Available data:
##############################

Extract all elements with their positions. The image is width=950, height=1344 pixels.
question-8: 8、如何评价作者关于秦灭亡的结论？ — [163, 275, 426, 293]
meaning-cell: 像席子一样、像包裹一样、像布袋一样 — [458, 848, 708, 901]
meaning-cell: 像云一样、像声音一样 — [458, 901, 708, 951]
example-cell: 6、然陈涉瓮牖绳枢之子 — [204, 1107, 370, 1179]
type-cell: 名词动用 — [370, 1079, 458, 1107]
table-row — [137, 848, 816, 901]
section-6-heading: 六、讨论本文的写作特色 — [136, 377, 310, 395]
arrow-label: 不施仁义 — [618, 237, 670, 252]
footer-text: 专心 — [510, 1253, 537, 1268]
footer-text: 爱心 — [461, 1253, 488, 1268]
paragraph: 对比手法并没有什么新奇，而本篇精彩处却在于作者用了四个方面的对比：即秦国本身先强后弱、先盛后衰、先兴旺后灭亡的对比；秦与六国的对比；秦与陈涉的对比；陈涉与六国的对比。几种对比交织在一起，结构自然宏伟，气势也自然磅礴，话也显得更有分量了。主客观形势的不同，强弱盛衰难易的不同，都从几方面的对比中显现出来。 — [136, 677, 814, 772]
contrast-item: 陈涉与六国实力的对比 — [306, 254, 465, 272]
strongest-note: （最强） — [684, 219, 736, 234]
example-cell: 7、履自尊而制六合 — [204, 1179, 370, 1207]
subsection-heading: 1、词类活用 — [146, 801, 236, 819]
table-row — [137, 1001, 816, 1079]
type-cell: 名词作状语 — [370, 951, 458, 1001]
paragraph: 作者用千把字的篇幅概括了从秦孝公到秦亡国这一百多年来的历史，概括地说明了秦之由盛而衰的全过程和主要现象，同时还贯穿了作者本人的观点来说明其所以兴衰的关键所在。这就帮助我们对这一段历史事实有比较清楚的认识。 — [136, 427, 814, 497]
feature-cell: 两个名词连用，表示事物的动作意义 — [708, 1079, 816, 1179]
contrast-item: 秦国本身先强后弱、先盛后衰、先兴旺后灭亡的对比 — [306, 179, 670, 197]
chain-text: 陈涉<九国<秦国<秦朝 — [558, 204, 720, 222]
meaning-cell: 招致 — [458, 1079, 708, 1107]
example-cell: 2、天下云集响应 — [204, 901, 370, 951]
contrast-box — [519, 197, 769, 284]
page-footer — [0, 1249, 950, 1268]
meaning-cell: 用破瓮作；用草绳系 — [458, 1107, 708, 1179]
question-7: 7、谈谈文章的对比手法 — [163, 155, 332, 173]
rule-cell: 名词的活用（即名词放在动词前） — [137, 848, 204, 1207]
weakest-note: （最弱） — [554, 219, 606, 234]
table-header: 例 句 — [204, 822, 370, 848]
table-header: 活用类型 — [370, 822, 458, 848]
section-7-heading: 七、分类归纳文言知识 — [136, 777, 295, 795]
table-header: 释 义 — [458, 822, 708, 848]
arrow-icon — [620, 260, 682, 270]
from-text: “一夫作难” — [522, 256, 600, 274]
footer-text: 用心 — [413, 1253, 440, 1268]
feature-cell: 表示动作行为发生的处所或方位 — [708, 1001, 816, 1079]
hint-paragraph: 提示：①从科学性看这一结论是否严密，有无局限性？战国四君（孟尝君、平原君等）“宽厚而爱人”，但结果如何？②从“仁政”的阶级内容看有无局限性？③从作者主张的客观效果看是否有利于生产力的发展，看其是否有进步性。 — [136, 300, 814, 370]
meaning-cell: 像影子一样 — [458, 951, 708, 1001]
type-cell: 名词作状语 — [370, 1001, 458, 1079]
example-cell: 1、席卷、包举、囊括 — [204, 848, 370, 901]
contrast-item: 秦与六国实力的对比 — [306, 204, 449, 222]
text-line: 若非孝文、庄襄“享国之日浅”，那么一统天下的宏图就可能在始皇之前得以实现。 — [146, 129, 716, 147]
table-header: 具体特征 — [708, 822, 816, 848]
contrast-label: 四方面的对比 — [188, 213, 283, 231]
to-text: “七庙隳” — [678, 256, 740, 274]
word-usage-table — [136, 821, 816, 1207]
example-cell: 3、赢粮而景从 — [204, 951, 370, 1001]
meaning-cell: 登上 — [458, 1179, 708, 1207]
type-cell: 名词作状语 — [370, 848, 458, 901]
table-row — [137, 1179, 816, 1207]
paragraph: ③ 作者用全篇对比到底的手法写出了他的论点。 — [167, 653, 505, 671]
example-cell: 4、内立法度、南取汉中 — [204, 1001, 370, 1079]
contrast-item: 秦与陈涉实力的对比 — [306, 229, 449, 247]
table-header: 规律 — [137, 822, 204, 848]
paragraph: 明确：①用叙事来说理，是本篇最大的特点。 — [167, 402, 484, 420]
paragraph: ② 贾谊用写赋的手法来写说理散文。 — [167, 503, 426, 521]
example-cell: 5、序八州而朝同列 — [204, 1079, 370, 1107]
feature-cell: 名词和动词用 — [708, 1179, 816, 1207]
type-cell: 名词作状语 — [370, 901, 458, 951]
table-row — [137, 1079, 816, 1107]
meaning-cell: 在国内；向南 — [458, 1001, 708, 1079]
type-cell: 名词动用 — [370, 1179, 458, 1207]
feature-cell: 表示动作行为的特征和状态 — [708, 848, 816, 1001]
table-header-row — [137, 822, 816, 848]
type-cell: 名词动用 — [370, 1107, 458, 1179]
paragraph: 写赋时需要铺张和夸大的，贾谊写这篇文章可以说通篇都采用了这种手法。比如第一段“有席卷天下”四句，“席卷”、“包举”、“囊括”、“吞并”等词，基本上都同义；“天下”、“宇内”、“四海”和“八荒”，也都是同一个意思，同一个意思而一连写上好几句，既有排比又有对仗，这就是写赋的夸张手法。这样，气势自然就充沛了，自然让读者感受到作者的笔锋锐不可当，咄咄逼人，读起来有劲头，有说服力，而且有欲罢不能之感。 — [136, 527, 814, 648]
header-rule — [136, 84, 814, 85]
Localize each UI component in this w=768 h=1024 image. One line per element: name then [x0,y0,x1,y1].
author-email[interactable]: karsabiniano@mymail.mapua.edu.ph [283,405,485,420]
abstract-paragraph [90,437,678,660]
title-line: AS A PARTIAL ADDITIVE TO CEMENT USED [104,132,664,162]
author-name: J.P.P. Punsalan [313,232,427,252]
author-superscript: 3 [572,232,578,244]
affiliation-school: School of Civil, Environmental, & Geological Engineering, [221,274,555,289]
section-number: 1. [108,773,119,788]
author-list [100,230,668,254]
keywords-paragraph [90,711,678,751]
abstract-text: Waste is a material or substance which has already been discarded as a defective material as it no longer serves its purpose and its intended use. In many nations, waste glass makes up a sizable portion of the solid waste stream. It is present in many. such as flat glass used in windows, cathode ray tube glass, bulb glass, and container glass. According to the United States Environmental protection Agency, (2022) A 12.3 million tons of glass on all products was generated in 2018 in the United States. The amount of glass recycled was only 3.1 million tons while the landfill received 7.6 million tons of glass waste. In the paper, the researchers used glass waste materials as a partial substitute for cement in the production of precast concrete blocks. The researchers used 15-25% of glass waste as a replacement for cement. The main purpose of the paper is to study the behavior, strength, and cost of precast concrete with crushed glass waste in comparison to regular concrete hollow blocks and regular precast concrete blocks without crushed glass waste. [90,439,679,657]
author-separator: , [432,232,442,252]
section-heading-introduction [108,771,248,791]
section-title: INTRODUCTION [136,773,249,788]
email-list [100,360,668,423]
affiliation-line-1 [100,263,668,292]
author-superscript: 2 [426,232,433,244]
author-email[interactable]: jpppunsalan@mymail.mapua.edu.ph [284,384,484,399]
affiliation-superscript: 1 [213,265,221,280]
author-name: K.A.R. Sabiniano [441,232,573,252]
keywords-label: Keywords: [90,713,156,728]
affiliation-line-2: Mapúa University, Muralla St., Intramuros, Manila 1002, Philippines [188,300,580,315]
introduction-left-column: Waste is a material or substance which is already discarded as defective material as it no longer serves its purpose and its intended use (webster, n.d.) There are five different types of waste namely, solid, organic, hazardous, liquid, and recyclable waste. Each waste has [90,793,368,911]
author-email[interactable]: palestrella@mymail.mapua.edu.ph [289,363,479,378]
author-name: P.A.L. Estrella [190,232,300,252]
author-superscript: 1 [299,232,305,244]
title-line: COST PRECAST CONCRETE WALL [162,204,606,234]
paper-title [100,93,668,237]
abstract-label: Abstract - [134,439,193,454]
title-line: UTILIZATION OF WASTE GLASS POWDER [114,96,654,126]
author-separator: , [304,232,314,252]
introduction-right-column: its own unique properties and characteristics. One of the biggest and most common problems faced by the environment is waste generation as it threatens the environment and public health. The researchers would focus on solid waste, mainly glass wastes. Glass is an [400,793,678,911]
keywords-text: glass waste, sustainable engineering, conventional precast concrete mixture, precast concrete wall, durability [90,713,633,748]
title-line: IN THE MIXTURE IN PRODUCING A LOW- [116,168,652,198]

##############################

Your instructions: Copy the records word for word, starting at their first line and ending at the line that contains "contrast-item: 陈涉与六国实力的对比 —", with both of those lines included.

Solved exercise:
Extract all elements with their positions. The image is width=950, height=1344 pixels.
question-8: 8、如何评价作者关于秦灭亡的结论？ — [163, 275, 426, 293]
meaning-cell: 像席子一样、像包裹一样、像布袋一样 — [458, 848, 708, 901]
meaning-cell: 像云一样、像声音一样 — [458, 901, 708, 951]
example-cell: 6、然陈涉瓮牖绳枢之子 — [204, 1107, 370, 1179]
type-cell: 名词动用 — [370, 1079, 458, 1107]
table-row — [137, 848, 816, 901]
section-6-heading: 六、讨论本文的写作特色 — [136, 377, 310, 395]
arrow-label: 不施仁义 — [618, 237, 670, 252]
footer-text: 专心 — [510, 1253, 537, 1268]
footer-text: 爱心 — [461, 1253, 488, 1268]
paragraph: 对比手法并没有什么新奇，而本篇精彩处却在于作者用了四个方面的对比：即秦国本身先强后弱、先盛后衰、先兴旺后灭亡的对比；秦与六国的对比；秦与陈涉的对比；陈涉与六国的对比。几种对比交织在一起，结构自然宏伟，气势也自然磅礴，话也显得更有分量了。主客观形势的不同，强弱盛衰难易的不同，都从几方面的对比中显现出来。 — [136, 677, 814, 772]
contrast-item: 陈涉与六国实力的对比 — [306, 254, 465, 272]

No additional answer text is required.